# What to work on:
Copy the data precisely, keeping every character.

# Items:
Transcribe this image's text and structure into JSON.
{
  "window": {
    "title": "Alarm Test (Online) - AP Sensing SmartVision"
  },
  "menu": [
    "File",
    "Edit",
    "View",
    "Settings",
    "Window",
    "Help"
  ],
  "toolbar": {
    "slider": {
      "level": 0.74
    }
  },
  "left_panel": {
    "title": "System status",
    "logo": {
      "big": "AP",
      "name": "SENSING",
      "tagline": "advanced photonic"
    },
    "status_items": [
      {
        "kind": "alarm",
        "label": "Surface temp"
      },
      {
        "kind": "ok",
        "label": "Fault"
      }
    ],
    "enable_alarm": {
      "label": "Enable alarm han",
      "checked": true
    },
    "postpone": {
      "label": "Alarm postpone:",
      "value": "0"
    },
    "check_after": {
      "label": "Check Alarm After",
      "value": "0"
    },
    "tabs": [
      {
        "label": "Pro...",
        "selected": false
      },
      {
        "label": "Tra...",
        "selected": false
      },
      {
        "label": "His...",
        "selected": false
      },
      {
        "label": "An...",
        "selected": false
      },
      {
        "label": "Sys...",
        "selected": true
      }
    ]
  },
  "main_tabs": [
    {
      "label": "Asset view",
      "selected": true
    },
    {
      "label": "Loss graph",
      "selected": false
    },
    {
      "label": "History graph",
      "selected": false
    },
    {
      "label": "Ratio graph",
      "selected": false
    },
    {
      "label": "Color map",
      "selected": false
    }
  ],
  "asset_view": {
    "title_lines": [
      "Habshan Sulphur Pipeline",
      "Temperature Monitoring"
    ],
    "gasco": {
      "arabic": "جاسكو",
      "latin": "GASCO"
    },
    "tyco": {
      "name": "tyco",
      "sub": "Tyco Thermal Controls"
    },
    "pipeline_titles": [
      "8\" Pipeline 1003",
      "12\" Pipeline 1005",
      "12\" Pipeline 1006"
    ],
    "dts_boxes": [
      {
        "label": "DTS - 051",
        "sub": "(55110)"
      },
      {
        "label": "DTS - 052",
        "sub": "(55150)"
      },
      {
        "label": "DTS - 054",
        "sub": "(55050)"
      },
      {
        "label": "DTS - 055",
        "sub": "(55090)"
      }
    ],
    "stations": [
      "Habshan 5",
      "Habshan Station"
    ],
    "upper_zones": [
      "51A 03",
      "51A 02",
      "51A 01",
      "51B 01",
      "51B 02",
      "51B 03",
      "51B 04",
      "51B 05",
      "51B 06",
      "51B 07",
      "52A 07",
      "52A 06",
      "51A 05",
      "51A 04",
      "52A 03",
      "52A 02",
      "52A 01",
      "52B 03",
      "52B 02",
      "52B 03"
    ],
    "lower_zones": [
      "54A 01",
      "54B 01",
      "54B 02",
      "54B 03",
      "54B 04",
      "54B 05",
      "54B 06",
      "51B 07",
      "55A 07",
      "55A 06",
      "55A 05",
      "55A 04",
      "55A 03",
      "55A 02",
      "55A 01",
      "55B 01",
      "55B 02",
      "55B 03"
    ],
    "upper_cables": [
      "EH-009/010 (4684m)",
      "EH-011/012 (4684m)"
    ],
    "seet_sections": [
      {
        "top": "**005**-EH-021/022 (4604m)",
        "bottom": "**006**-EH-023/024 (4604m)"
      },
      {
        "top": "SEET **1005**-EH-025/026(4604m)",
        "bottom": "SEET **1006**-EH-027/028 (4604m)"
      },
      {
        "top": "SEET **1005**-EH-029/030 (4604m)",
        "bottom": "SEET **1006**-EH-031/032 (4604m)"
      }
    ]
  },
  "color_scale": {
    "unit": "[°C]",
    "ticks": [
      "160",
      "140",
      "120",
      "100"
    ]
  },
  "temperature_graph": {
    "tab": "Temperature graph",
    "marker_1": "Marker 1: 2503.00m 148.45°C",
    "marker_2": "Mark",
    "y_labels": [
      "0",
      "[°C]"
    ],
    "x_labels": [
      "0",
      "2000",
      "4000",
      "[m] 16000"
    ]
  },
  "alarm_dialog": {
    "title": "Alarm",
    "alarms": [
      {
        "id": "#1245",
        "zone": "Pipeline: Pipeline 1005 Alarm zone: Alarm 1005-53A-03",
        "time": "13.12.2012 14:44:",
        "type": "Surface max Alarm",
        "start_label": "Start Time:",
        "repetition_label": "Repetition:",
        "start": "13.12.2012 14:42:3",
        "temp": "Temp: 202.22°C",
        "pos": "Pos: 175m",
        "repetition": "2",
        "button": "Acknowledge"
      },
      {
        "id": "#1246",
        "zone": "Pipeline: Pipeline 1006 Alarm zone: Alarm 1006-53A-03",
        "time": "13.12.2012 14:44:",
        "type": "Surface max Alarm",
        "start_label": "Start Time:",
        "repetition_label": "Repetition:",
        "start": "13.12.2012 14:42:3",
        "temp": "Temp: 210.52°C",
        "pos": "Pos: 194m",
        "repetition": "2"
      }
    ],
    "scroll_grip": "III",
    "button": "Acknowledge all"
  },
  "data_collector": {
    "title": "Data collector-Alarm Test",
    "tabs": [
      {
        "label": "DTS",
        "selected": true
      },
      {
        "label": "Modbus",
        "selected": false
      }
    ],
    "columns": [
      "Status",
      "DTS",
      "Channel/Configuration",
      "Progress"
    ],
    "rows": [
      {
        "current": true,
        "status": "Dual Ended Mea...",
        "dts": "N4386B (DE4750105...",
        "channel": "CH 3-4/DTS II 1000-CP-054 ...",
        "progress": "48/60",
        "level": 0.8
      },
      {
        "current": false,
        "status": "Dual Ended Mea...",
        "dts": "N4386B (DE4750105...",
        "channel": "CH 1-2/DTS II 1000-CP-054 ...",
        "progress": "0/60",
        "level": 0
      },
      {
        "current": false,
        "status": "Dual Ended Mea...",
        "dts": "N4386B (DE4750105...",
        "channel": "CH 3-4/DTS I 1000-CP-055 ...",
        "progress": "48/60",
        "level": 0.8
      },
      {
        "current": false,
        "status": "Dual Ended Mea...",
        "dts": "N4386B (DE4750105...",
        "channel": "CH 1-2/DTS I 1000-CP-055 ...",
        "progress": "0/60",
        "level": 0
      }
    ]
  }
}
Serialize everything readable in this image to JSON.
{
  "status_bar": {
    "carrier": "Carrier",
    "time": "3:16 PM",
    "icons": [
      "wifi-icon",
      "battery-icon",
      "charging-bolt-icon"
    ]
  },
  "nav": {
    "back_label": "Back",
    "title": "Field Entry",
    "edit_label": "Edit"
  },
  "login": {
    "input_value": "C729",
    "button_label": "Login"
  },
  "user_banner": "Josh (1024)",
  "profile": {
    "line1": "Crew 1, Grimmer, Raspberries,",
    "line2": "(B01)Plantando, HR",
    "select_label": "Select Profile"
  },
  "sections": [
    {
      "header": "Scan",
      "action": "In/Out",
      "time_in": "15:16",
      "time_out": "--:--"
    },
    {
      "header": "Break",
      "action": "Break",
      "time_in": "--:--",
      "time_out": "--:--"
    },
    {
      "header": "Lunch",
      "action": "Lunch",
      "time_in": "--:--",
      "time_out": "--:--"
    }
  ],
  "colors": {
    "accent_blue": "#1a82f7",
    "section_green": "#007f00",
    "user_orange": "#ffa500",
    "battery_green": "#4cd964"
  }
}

# The completed task:
Transcribe this image's text and structure into JSON.
{
  "window": {
    "title": "Alarm Test (Online) - AP Sensing SmartVision"
  },
  "menu": [
    "File",
    "Edit",
    "View",
    "Settings",
    "Window",
    "Help"
  ],
  "toolbar": {
    "slider": {
      "level": 0.74
    }
  },
  "left_panel": {
    "title": "System status",
    "logo": {
      "big": "AP",
      "name": "SENSING",
      "tagline": "advanced photonic"
    },
    "status_items": [
      {
        "kind": "alarm",
        "label": "Surface temp"
      },
      {
        "kind": "ok",
        "label": "Fault"
      }
    ],
    "enable_alarm": {
      "label": "Enable alarm han",
      "checked": true
    },
    "postpone": {
      "label": "Alarm postpone:",
      "value": "0"
    },
    "check_after": {
      "label": "Check Alarm After",
      "value": "0"
    },
    "tabs": [
      {
        "label": "Pro...",
        "selected": false
      },
      {
        "label": "Tra...",
        "selected": false
      },
      {
        "label": "His...",
        "selected": false
      },
      {
        "label": "An...",
        "selected": false
      },
      {
        "label": "Sys...",
        "selected": true
      }
    ]
  },
  "main_tabs": [
    {
      "label": "Asset view",
      "selected": true
    },
    {
      "label": "Loss graph",
      "selected": false
    },
    {
      "label": "History graph",
      "selected": false
    },
    {
      "label": "Ratio graph",
      "selected": false
    },
    {
      "label": "Color map",
      "selected": false
    }
  ],
  "asset_view": {
    "title_lines": [
      "Habshan Sulphur Pipeline",
      "Temperature Monitoring"
    ],
    "gasco": {
      "arabic": "جاسكو",
      "latin": "GASCO"
    },
    "tyco": {
      "name": "tyco",
      "sub": "Tyco Thermal Controls"
    },
    "pipeline_titles": [
      "8\" Pipeline 1003",
      "12\" Pipeline 1005",
      "12\" Pipeline 1006"
    ],
    "dts_boxes": [
      {
        "label": "DTS - 051",
        "sub": "(55110)"
      },
      {
        "label": "DTS - 052",
        "sub": "(55150)"
      },
      {
        "label": "DTS - 054",
        "sub": "(55050)"
      },
      {
        "label": "DTS - 055",
        "sub": "(55090)"
      }
    ],
    "stations": [
      "Habshan 5",
      "Habshan Station"
    ],
    "upper_zones": [
      "51A 03",
      "51A 02",
      "51A 01",
      "51B 01",
      "51B 02",
      "51B 03",
      "51B 04",
      "51B 05",
      "51B 06",
      "51B 07",
      "52A 07",
      "52A 06",
      "51A 05",
      "51A 04",
      "52A 03",
      "52A 02",
      "52A 01",
      "52B 03",
      "52B 02",
      "52B 03"
    ],
    "lower_zones": [
      "54A 01",
      "54B 01",
      "54B 02",
      "54B 03",
      "54B 04",
      "54B 05",
      "54B 06",
      "51B 07",
      "55A 07",
      "55A 06",
      "55A 05",
      "55A 04",
      "55A 03",
      "55A 02",
      "55A 01",
      "55B 01",
      "55B 02",
      "55B 03"
    ],
    "upper_cables": [
      "EH-009/010 (4684m)",
      "EH-011/012 (4684m)"
    ],
    "seet_sections": [
      {
        "top": "**005**-EH-021/022 (4604m)",
        "bottom": "**006**-EH-023/024 (4604m)"
      },
      {
        "top": "SEET **1005**-EH-025/026(4604m)",
        "bottom": "SEET **1006**-EH-027/028 (4604m)"
      },
      {
        "top": "SEET **1005**-EH-029/030 (4604m)",
        "bottom": "SEET **1006**-EH-031/032 (4604m)"
      }
    ]
  },
  "color_scale": {
    "unit": "[°C]",
    "ticks": [
      "160",
      "140",
      "120",
      "100"
    ]
  },
  "temperature_graph": {
    "tab": "Temperature graph",
    "marker_1": "Marker 1: 2503.00m 148.45°C",
    "marker_2": "Mark",
    "y_labels": [
      "0",
      "[°C]"
    ],
    "x_labels": [
      "0",
      "2000",
      "4000",
      "[m] 16000"
    ]
  },
  "alarm_dialog": {
    "title": "Alarm",
    "alarms": [
      {
        "id": "#1245",
        "zone": "Pipeline: Pipeline 1005 Alarm zone: Alarm 1005-53A-03",
        "time": "13.12.2012 14:44:",
        "type": "Surface max Alarm",
        "start_label": "Start Time:",
        "repetition_label": "Repetition:",
        "start": "13.12.2012 14:42:3",
        "temp": "Temp: 202.22°C",
        "pos": "Pos: 175m",
        "repetition": "2",
        "button": "Acknowledge"
      },
      {
        "id": "#1246",
        "zone": "Pipeline: Pipeline 1006 Alarm zone: Alarm 1006-53A-03",
        "time": "13.12.2012 14:44:",
        "type": "Surface max Alarm",
        "start_label": "Start Time:",
        "repetition_label": "Repetition:",
        "start": "13.12.2012 14:42:3",
        "temp": "Temp: 210.52°C",
        "pos": "Pos: 194m",
        "repetition": "2"
      }
    ],
    "scroll_grip": "III",
    "button": "Acknowledge all"
  },
  "data_collector": {
    "title": "Data collector-Alarm Test",
    "tabs": [
      {
        "label": "DTS",
        "selected": true
      },
      {
        "label": "Modbus",
        "selected": false
      }
    ],
    "columns": [
      "Status",
      "DTS",
      "Channel/Configuration",
      "Progress"
    ],
    "rows": [
      {
        "current": true,
        "status": "Dual Ended Mea...",
        "dts": "N4386B (DE4750105...",
        "channel": "CH 3-4/DTS II 1000-CP-054 ...",
        "progress": "48/60",
        "level": 0.8
      },
      {
        "current": false,
        "status": "Dual Ended Mea...",
        "dts": "N4386B (DE4750105...",
        "channel": "CH 1-2/DTS II 1000-CP-054 ...",
        "progress": "0/60",
        "level": 0
      },
      {
        "current": false,
        "status": "Dual Ended Mea...",
        "dts": "N4386B (DE4750105...",
        "channel": "CH 3-4/DTS I 1000-CP-055 ...",
        "progress": "48/60",
        "level": 0.8
      },
      {
        "current": false,
        "status": "Dual Ended Mea...",
        "dts": "N4386B (DE4750105...",
        "channel": "CH 1-2/DTS I 1000-CP-055 ...",
        "progress": "0/60",
        "level": 0
      }
    ]
  }
}
Serialize everything readable in this image to JSON.
{
  "status_bar": {
    "carrier": "Carrier",
    "time": "3:16 PM",
    "icons": [
      "wifi-icon",
      "battery-icon",
      "charging-bolt-icon"
    ]
  },
  "nav": {
    "back_label": "Back",
    "title": "Field Entry",
    "edit_label": "Edit"
  },
  "login": {
    "input_value": "C729",
    "button_label": "Login"
  },
  "user_banner": "Josh (1024)",
  "profile": {
    "line1": "Crew 1, Grimmer, Raspberries,",
    "line2": "(B01)Plantando, HR",
    "select_label": "Select Profile"
  },
  "sections": [
    {
      "header": "Scan",
      "action": "In/Out",
      "time_in": "15:16",
      "time_out": "--:--"
    },
    {
      "header": "Break",
      "action": "Break",
      "time_in": "--:--",
      "time_out": "--:--"
    },
    {
      "header": "Lunch",
      "action": "Lunch",
      "time_in": "--:--",
      "time_out": "--:--"
    }
  ],
  "colors": {
    "accent_blue": "#1a82f7",
    "section_green": "#007f00",
    "user_orange": "#ffa500",
    "battery_green": "#4cd964"
  }
}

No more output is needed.